▶ _DIRECTIONS FOR THIS TASK_
Go through the data below and copy it exactly, skipping every picture.

▶ _STORED DATA_
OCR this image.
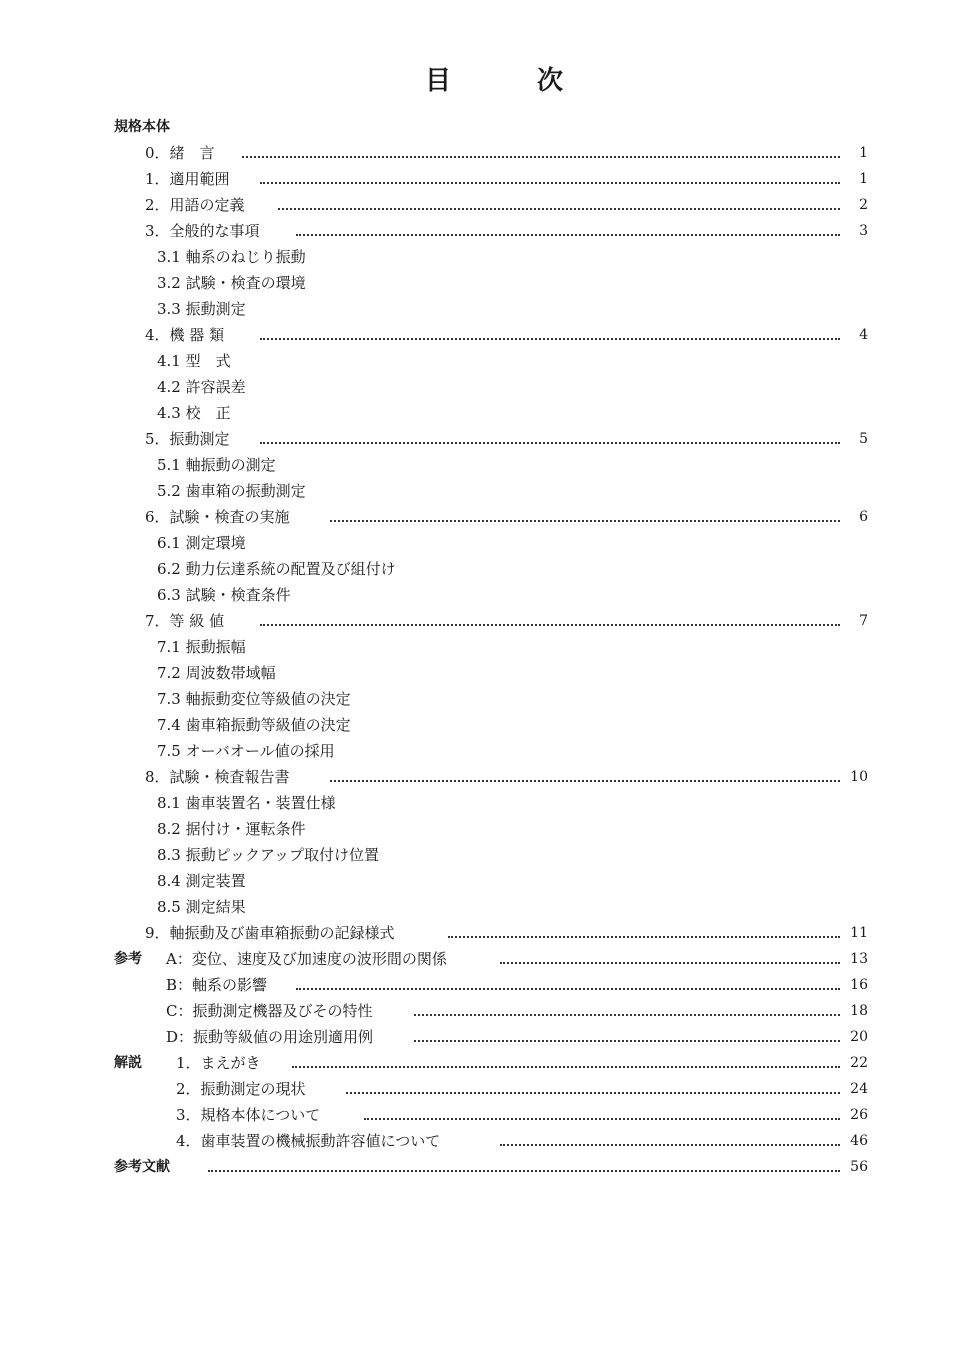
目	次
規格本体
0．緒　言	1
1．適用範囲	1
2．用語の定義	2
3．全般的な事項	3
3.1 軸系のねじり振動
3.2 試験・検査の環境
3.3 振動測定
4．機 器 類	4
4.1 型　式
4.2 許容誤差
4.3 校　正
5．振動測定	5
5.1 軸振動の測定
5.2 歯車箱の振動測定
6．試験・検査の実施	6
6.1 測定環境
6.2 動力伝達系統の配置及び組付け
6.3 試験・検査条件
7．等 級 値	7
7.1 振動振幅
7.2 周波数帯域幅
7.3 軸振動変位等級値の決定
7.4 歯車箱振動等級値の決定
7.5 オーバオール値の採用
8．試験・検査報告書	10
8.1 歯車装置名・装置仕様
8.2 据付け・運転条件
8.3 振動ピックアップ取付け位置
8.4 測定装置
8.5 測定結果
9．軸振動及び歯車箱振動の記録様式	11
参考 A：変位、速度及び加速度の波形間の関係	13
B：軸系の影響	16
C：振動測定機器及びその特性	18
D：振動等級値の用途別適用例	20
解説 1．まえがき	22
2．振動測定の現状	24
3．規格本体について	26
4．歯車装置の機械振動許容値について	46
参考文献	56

▶ _TASK ANSWER_
OCR this image.
目	次
規格本体
0．緒　言	1
1．適用範囲	1
2．用語の定義	2
3．全般的な事項	3
3.1 軸系のねじり振動
3.2 試験・検査の環境
3.3 振動測定
4．機 器 類	4
4.1 型　式
4.2 許容誤差
4.3 校　正
5．振動測定	5
5.1 軸振動の測定
5.2 歯車箱の振動測定
6．試験・検査の実施	6
6.1 測定環境
6.2 動力伝達系統の配置及び組付け
6.3 試験・検査条件
7．等 級 値	7
7.1 振動振幅
7.2 周波数帯域幅
7.3 軸振動変位等級値の決定
7.4 歯車箱振動等級値の決定
7.5 オーバオール値の採用
8．試験・検査報告書	10
8.1 歯車装置名・装置仕様
8.2 据付け・運転条件
8.3 振動ピックアップ取付け位置
8.4 測定装置
8.5 測定結果
9．軸振動及び歯車箱振動の記録様式	11
参考 A：変位、速度及び加速度の波形間の関係	13
B：軸系の影響	16
C：振動測定機器及びその特性	18
D：振動等級値の用途別適用例	20
解説 1．まえがき	22
2．振動測定の現状	24
3．規格本体について	26
4．歯車装置の機械振動許容値について	46
参考文献	56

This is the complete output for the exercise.